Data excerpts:
::::
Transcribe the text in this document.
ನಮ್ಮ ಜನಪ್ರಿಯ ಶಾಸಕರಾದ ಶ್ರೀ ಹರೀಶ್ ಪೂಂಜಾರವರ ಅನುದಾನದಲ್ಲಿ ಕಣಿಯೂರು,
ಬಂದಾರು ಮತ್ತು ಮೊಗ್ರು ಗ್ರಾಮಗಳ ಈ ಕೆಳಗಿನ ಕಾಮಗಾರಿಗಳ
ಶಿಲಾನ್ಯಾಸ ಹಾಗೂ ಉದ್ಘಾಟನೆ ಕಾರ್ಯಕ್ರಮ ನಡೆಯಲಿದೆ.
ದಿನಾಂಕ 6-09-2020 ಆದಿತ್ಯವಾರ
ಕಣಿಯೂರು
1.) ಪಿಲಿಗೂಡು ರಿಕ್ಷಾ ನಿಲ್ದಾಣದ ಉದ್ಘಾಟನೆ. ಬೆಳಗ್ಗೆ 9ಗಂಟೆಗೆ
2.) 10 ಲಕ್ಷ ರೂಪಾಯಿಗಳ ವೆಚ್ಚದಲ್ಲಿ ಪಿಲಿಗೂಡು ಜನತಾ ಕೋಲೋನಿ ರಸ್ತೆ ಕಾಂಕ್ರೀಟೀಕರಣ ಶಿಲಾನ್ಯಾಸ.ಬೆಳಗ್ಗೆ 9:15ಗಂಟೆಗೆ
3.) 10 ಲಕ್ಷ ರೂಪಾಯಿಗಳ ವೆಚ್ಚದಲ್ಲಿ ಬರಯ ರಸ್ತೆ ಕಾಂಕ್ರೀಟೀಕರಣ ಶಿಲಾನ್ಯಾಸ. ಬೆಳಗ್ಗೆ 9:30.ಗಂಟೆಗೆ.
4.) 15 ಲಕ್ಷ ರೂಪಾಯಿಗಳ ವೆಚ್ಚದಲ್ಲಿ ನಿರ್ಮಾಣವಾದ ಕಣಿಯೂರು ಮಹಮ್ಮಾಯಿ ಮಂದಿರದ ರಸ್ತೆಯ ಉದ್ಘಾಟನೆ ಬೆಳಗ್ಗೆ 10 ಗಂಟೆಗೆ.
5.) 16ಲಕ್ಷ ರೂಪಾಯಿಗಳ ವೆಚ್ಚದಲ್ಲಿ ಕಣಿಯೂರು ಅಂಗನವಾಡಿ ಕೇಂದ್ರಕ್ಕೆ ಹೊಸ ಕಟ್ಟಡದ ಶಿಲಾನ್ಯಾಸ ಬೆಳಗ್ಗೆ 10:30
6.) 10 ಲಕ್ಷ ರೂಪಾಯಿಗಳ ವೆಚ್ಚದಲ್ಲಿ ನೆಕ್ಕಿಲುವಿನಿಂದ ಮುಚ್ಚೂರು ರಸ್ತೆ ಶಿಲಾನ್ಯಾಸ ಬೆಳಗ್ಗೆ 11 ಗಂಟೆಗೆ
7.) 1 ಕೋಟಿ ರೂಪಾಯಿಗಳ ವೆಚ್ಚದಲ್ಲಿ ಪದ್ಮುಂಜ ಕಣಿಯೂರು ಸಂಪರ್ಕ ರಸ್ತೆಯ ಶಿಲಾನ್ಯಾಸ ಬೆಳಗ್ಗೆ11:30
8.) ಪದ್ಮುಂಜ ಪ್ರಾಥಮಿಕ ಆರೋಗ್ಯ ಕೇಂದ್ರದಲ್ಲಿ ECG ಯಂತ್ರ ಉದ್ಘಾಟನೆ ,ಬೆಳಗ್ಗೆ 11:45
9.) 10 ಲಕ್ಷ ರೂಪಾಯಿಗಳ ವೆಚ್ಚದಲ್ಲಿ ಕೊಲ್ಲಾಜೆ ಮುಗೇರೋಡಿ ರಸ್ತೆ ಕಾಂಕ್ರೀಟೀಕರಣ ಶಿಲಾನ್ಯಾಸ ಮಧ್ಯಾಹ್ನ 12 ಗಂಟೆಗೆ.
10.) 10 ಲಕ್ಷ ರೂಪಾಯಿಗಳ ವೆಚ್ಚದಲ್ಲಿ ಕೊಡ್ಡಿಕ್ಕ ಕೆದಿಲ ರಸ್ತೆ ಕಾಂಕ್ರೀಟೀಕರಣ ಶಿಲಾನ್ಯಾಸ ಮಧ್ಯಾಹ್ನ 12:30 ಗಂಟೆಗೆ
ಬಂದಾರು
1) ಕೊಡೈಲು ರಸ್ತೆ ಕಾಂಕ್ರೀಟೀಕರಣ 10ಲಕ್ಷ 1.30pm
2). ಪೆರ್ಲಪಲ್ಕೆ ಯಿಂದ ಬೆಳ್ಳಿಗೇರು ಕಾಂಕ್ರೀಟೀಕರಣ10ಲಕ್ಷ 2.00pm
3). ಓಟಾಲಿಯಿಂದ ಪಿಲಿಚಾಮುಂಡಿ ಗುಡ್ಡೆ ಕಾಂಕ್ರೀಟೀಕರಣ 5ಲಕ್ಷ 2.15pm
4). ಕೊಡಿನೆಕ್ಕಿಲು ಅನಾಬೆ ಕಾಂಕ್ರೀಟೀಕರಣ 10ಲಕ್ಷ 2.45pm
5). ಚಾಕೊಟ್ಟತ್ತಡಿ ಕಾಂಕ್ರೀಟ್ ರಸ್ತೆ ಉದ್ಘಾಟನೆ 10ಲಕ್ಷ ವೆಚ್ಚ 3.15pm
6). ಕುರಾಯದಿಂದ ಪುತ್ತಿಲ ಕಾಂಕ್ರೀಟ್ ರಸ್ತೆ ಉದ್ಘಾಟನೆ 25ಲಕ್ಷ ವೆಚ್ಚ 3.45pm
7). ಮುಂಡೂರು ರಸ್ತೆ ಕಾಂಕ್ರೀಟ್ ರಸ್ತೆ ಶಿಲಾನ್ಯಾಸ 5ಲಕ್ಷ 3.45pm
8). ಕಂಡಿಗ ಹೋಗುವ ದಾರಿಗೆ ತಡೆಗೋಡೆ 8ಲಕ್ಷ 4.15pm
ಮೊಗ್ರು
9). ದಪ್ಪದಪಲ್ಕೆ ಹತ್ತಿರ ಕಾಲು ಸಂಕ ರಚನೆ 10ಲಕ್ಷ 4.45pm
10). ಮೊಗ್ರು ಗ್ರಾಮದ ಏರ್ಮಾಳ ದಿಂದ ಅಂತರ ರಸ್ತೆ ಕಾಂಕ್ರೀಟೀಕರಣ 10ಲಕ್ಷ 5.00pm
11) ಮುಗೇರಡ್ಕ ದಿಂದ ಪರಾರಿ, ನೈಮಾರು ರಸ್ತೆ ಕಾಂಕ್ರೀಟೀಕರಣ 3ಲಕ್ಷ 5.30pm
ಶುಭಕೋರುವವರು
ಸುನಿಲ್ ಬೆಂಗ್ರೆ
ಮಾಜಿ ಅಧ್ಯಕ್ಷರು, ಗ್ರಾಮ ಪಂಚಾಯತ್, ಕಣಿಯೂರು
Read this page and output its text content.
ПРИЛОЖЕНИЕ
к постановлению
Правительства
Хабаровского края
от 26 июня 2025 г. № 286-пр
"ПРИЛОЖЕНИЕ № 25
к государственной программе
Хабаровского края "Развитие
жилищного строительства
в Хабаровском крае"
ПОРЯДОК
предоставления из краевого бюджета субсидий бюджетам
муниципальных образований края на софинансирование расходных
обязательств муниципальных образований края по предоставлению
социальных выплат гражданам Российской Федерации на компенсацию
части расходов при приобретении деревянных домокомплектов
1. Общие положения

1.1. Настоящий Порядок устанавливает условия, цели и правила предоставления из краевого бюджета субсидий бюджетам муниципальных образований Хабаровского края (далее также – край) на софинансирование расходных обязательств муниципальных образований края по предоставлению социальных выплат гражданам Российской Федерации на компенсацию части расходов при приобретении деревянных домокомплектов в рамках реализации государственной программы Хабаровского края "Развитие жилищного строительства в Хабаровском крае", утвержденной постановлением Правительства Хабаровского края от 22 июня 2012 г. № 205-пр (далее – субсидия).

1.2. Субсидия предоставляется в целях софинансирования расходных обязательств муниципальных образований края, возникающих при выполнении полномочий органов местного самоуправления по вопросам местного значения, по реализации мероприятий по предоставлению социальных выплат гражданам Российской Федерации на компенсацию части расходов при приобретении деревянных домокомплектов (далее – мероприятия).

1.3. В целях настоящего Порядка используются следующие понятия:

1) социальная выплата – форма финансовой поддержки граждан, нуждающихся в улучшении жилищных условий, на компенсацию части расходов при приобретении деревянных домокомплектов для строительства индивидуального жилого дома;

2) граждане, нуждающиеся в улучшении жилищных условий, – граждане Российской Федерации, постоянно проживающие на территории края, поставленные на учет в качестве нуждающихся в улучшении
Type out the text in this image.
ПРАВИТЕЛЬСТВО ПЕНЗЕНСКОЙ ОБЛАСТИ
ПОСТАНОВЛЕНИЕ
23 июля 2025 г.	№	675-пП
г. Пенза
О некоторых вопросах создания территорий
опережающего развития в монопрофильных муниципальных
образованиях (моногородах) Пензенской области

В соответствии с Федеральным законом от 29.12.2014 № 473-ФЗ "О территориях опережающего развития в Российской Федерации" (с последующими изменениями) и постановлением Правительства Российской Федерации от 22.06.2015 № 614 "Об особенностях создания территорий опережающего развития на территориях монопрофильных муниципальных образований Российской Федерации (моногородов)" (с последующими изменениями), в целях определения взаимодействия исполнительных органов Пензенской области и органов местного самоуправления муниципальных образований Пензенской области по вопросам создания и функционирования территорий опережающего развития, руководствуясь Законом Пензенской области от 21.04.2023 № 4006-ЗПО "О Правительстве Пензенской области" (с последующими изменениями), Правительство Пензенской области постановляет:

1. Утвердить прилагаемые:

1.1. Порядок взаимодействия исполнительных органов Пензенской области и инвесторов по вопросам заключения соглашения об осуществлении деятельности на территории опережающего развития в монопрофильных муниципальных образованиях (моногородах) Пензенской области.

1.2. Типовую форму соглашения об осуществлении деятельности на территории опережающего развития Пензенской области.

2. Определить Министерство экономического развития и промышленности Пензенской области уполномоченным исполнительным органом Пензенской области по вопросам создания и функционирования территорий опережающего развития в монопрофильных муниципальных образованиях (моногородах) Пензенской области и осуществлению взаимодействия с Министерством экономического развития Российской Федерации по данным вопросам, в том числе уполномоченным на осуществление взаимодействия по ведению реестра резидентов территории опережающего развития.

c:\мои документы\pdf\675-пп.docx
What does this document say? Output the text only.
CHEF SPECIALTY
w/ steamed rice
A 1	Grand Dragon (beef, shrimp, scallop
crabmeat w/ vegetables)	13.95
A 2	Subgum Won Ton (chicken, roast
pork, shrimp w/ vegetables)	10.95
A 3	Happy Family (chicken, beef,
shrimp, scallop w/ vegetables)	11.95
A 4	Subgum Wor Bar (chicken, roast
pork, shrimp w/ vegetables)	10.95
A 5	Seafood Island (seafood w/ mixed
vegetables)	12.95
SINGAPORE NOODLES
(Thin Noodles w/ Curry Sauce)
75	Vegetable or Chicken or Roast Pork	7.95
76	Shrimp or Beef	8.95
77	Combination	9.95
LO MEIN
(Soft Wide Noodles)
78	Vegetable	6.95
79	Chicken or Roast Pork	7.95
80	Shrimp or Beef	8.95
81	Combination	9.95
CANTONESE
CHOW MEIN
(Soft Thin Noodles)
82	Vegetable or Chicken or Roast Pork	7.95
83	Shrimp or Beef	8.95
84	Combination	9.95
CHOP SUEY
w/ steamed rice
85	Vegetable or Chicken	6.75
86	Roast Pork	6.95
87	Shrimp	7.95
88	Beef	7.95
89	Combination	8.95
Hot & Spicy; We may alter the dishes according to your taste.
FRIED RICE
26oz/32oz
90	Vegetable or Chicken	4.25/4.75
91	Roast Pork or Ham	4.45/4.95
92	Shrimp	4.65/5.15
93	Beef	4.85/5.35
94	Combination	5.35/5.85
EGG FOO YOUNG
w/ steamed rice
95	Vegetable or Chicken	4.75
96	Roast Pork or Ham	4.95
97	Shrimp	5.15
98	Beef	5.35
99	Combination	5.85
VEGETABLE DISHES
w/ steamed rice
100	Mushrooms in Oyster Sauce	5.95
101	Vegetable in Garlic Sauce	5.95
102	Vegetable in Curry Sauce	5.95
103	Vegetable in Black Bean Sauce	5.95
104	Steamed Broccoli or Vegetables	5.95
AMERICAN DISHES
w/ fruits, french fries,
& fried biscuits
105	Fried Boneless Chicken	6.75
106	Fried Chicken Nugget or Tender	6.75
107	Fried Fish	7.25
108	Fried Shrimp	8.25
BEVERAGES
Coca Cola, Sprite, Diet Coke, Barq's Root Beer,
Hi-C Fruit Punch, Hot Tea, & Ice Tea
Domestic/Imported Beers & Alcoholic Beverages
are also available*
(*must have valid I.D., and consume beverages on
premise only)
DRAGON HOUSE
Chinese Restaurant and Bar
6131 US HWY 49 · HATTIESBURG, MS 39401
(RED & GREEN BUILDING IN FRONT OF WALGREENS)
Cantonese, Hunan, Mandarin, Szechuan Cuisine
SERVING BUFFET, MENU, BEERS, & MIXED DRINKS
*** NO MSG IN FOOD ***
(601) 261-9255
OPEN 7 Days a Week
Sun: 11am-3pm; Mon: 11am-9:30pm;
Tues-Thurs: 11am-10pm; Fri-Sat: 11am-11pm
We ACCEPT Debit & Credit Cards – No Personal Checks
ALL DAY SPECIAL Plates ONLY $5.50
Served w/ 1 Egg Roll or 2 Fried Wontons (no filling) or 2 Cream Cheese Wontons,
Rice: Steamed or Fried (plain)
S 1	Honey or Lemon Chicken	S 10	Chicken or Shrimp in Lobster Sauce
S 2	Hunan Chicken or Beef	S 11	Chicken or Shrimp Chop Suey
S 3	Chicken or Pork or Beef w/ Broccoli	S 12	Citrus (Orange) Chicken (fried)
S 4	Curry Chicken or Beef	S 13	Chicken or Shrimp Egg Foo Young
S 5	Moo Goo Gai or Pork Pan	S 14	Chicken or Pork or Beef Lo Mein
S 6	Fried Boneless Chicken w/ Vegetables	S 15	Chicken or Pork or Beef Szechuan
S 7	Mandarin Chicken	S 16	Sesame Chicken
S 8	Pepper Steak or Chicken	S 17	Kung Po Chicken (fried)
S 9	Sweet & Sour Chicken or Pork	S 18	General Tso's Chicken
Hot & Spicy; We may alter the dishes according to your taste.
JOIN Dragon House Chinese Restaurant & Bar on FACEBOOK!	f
::::
# What the exercise asks:
Take each line containing the string "деятельности" and copy it out.

# Written answer:
1.1. Порядок взаимодействия исполнительных органов Пензенской области и инвесторов по вопросам заключения соглашения об осуществлении деятельности на территории опережающего развития в монопрофильных муниципальных образованиях (моногородах) Пензенской области.
1.2. Типовую форму соглашения об осуществлении деятельности на территории опережающего развития Пензенской области.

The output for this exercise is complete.